Stored data entries
● ● ● ● ●

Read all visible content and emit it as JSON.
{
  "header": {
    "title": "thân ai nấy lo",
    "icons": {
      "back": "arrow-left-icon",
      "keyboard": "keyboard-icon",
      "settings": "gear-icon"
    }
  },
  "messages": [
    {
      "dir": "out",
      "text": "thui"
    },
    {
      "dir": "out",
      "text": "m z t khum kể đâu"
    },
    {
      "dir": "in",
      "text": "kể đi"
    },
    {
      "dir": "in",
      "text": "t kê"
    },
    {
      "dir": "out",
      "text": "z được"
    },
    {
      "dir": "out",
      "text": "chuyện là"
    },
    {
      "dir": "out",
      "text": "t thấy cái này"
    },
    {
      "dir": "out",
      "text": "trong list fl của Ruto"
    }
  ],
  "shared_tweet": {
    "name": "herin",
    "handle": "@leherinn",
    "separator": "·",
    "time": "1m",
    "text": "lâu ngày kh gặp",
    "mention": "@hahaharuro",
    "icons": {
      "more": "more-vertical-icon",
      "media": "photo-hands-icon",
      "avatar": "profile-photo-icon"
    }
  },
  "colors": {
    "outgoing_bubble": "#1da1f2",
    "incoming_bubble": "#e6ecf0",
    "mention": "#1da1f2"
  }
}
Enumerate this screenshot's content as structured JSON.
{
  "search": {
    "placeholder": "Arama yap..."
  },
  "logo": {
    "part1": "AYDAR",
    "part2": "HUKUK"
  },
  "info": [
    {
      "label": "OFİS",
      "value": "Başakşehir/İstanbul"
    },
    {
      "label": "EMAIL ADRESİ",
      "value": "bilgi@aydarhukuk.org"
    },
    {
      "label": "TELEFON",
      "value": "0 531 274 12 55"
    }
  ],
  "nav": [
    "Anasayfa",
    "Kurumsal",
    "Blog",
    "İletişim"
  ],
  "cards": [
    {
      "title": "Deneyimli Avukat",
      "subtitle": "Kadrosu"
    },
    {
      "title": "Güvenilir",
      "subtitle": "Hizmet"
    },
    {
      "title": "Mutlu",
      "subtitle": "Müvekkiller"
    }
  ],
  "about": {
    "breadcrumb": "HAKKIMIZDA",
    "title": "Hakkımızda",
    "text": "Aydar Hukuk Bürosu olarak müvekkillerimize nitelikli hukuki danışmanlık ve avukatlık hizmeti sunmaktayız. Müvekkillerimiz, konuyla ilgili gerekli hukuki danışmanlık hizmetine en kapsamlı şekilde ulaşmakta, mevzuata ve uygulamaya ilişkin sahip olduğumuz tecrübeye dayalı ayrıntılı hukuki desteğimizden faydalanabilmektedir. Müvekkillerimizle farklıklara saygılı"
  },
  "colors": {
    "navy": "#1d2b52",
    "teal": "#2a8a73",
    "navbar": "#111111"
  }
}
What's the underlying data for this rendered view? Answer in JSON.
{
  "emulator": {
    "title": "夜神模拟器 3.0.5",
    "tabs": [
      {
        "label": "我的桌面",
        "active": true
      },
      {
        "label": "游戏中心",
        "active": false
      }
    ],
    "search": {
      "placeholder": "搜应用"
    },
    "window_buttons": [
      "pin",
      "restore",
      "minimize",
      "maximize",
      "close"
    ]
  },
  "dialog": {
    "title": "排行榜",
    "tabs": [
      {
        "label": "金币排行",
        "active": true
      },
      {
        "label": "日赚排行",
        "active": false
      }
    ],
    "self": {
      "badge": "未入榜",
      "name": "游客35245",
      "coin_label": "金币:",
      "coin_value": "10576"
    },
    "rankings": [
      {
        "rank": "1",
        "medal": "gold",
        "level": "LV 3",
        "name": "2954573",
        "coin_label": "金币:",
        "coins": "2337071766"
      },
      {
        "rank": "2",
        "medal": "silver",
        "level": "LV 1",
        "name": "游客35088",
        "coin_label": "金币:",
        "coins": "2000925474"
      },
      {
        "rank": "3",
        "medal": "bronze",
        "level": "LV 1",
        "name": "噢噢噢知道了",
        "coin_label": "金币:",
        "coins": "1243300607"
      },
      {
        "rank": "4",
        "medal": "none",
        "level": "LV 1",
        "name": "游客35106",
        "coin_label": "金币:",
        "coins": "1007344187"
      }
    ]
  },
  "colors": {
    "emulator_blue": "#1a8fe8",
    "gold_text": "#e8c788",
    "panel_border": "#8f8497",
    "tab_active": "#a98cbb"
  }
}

● ● ● ● ●

> **Requirements**:
Among the lines of the records above, count those holding the string "photo", and report only the number.

> **Expected answer**:
2